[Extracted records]
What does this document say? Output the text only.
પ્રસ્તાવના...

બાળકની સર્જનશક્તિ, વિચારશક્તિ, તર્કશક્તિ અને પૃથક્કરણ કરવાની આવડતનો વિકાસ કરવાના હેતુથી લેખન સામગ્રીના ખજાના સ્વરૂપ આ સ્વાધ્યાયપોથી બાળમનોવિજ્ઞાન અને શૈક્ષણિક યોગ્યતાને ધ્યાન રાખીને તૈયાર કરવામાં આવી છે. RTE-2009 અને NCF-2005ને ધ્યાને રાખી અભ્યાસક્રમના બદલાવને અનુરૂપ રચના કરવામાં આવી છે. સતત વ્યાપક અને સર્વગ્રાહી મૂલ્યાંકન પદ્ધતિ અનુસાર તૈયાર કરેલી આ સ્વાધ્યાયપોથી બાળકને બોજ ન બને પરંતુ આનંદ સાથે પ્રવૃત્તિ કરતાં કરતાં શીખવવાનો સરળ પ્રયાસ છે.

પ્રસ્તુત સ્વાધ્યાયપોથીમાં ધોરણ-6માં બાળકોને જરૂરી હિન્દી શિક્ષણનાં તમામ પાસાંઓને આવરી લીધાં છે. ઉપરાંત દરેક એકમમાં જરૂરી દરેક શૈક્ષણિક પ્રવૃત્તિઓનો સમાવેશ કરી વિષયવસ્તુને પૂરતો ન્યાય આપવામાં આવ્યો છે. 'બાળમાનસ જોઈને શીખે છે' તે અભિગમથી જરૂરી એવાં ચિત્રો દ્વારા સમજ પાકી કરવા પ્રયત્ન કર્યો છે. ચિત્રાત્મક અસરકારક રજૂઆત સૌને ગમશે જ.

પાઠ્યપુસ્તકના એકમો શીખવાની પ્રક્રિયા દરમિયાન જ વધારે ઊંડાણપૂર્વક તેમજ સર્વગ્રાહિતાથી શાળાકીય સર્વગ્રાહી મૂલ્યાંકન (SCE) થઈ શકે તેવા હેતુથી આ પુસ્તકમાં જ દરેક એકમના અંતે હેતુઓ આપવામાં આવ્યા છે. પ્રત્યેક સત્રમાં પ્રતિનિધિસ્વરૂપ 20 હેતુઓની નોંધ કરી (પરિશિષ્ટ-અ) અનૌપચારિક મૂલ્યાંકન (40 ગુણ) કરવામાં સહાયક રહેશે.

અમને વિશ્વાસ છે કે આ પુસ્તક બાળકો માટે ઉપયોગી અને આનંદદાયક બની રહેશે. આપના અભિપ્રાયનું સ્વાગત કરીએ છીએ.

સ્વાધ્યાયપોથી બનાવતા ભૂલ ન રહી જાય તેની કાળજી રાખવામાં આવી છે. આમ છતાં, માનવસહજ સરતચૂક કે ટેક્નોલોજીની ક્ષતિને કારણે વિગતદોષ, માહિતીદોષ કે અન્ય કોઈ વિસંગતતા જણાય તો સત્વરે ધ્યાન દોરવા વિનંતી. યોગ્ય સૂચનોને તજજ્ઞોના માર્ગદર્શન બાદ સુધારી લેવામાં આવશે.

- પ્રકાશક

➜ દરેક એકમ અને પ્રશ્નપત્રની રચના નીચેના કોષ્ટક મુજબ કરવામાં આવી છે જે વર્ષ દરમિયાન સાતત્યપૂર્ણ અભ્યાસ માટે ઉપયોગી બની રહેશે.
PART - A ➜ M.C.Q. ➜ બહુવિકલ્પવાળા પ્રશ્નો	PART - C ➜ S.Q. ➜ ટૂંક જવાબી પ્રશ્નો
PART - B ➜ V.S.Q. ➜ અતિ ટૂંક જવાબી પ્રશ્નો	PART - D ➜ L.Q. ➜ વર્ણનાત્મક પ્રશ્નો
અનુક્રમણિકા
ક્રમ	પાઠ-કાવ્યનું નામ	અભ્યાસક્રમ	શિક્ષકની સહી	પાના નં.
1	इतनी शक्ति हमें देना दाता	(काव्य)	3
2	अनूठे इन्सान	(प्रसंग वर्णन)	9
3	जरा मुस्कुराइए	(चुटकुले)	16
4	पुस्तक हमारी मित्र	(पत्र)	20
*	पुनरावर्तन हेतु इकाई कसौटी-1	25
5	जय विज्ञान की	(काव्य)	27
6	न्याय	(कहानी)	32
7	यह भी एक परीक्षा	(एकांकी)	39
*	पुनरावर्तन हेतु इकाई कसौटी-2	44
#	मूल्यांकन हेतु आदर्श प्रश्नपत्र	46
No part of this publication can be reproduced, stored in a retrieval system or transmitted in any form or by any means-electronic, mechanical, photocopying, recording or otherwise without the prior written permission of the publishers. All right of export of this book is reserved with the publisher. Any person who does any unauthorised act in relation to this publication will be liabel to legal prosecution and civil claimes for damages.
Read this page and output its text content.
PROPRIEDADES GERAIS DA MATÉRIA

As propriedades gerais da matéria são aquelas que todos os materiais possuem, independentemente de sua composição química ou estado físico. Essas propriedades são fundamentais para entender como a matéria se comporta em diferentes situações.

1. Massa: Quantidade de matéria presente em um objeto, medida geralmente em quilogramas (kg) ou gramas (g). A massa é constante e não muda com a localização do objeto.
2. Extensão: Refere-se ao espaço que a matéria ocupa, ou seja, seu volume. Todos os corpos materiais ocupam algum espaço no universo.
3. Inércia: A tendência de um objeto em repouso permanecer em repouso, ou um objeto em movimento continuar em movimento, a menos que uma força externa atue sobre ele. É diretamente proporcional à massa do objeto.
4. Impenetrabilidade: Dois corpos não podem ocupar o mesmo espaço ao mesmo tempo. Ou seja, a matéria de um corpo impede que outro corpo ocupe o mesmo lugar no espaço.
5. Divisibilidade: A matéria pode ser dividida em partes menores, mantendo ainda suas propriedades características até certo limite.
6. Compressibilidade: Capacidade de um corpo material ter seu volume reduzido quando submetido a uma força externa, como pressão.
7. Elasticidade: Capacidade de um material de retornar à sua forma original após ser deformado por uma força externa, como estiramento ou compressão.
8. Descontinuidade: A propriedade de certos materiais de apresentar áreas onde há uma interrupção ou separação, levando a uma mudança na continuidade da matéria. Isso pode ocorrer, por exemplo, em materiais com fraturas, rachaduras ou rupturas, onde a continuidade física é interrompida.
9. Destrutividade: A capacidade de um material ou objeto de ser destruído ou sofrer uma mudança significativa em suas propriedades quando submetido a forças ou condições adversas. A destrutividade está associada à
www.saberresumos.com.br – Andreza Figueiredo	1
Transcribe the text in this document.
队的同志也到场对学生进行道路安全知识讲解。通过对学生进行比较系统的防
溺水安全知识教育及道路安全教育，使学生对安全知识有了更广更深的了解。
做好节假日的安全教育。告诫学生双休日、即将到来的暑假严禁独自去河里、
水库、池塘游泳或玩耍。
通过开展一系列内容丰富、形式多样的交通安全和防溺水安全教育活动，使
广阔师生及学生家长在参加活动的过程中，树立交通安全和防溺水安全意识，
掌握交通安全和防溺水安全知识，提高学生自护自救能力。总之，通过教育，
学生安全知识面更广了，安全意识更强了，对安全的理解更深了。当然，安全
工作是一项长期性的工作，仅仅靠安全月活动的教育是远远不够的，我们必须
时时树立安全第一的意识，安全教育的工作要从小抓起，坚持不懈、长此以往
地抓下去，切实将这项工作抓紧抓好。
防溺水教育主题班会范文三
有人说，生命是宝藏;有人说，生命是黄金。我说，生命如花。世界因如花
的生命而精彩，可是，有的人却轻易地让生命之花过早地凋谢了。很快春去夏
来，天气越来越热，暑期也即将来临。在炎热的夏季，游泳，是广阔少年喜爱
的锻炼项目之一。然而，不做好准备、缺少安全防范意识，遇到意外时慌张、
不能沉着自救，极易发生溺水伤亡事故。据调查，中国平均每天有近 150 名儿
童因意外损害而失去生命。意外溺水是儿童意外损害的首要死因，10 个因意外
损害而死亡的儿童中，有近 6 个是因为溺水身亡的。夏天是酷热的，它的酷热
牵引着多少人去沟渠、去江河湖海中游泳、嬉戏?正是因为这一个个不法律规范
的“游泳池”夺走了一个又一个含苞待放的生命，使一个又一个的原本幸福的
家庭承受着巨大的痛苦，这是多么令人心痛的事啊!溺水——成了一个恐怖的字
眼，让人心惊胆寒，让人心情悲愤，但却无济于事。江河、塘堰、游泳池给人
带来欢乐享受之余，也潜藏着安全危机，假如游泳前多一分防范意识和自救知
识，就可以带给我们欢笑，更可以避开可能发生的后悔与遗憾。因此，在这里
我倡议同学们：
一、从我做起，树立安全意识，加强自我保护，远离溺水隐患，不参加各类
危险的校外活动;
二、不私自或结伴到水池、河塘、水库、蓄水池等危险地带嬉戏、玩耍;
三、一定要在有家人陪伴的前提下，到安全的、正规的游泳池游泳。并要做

* REQUEST: Looking at the material above, count the lines containing the string "espaço" and reply with the count alone.

* TASK RESPONSE: 2